## TO BE DONE
Each line containing the word "watermark" needs to be copied.

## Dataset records

--*--

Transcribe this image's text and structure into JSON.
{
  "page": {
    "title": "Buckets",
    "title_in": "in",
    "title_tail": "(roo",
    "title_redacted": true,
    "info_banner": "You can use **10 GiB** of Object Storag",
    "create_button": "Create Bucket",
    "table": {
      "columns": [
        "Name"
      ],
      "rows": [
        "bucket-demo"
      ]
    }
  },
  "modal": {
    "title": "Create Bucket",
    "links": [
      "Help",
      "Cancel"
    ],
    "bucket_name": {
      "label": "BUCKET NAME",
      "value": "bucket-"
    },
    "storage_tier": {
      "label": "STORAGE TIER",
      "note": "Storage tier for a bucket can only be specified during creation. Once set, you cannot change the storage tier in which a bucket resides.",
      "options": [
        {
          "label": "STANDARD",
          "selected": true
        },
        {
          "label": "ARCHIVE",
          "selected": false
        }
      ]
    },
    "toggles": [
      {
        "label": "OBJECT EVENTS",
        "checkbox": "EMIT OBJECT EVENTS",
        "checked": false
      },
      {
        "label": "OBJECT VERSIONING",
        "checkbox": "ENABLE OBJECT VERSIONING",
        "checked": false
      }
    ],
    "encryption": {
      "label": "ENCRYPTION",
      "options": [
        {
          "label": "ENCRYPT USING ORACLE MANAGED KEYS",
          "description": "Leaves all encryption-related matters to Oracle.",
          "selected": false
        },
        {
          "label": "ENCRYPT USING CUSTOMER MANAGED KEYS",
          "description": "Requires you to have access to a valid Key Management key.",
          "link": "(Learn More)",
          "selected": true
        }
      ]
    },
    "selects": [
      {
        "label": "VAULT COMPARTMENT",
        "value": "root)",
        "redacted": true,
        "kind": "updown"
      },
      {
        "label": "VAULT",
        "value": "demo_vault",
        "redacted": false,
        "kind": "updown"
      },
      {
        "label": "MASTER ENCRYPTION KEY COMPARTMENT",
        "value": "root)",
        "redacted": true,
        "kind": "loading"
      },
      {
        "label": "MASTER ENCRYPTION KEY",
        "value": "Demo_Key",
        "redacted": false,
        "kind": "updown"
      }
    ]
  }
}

--*--

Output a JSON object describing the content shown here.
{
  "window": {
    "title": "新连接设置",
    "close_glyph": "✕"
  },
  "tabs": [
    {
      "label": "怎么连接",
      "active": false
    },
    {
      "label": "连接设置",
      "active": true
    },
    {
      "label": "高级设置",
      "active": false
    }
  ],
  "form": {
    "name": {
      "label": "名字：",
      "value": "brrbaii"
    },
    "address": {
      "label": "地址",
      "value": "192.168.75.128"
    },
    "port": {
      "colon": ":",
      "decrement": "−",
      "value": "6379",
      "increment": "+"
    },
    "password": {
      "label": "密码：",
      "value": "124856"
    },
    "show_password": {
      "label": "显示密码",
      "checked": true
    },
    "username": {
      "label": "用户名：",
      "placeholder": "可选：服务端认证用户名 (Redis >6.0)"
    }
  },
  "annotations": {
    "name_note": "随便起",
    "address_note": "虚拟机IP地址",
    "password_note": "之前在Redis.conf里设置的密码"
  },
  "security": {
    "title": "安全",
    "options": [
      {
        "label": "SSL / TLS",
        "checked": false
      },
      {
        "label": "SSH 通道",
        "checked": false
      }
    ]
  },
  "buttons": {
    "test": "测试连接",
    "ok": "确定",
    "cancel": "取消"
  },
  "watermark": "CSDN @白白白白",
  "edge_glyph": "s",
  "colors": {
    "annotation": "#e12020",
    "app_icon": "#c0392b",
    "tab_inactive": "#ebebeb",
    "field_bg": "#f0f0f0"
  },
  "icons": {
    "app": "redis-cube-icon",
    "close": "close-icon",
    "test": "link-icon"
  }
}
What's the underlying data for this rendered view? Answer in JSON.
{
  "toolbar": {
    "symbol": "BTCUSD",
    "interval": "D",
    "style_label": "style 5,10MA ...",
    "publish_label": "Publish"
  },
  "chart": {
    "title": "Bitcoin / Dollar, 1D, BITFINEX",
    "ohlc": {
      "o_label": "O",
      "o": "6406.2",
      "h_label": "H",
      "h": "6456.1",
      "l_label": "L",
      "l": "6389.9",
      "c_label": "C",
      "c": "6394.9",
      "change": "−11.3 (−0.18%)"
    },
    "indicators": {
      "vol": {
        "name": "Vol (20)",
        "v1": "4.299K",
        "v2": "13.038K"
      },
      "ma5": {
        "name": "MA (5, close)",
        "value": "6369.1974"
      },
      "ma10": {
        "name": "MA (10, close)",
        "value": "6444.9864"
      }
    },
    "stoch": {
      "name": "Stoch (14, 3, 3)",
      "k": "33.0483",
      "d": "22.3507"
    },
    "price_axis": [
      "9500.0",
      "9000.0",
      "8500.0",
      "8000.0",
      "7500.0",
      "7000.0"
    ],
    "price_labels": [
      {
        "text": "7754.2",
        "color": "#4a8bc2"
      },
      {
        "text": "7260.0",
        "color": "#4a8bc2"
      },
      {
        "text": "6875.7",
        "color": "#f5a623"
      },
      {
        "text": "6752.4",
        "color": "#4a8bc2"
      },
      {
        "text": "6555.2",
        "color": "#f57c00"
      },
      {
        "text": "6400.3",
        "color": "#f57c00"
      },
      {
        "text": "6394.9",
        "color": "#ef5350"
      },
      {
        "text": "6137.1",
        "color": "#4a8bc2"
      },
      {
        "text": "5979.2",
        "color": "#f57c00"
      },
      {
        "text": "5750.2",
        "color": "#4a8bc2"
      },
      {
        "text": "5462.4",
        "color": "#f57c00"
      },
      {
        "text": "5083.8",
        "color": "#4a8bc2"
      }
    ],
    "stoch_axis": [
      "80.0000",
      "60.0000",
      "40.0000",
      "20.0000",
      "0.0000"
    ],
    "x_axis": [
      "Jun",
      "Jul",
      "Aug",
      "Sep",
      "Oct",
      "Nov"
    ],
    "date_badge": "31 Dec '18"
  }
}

--*--

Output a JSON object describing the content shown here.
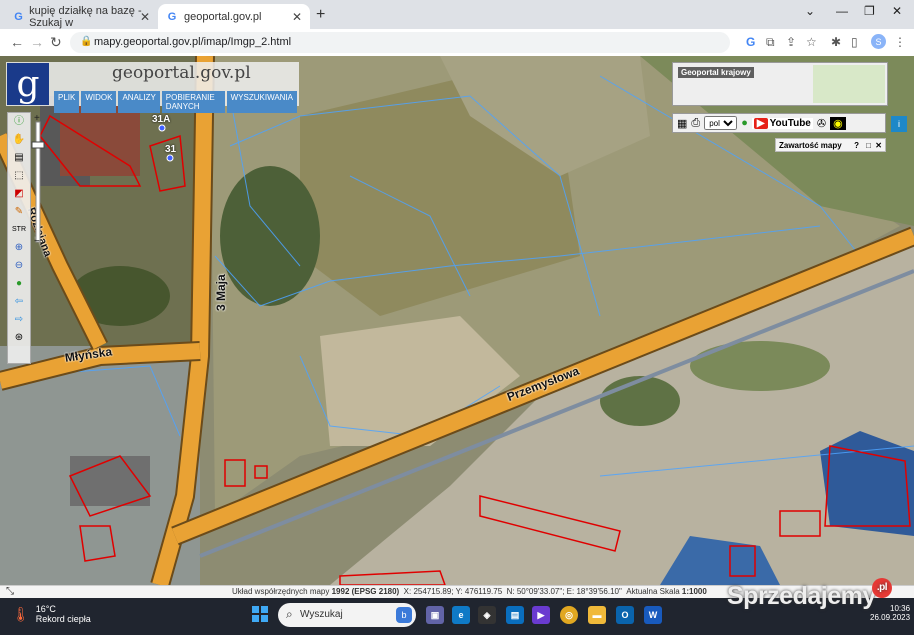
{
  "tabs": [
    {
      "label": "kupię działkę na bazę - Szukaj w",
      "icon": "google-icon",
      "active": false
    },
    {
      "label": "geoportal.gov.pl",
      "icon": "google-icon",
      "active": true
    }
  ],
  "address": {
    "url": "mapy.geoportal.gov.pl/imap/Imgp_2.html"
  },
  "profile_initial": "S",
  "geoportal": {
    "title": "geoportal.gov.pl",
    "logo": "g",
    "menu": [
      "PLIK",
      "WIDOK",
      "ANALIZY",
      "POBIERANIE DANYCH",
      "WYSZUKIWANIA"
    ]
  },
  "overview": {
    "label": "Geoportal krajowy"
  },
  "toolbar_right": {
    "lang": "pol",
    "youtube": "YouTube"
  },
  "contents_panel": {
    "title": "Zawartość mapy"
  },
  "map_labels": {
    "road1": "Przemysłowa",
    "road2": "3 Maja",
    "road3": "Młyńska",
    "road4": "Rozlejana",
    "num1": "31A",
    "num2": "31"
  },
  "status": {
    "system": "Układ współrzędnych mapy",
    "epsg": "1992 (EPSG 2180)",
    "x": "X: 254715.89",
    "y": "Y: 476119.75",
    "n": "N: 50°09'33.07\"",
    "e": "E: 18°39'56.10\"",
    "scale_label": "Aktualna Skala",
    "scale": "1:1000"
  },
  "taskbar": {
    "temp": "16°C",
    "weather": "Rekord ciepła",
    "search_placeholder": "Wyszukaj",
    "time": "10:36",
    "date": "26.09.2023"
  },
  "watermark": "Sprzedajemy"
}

--*--

## SOLUTION FOR THIS EXERCISE
  "watermark": "CSDN @白白白白",
  "watermark": "Sprzedajemy"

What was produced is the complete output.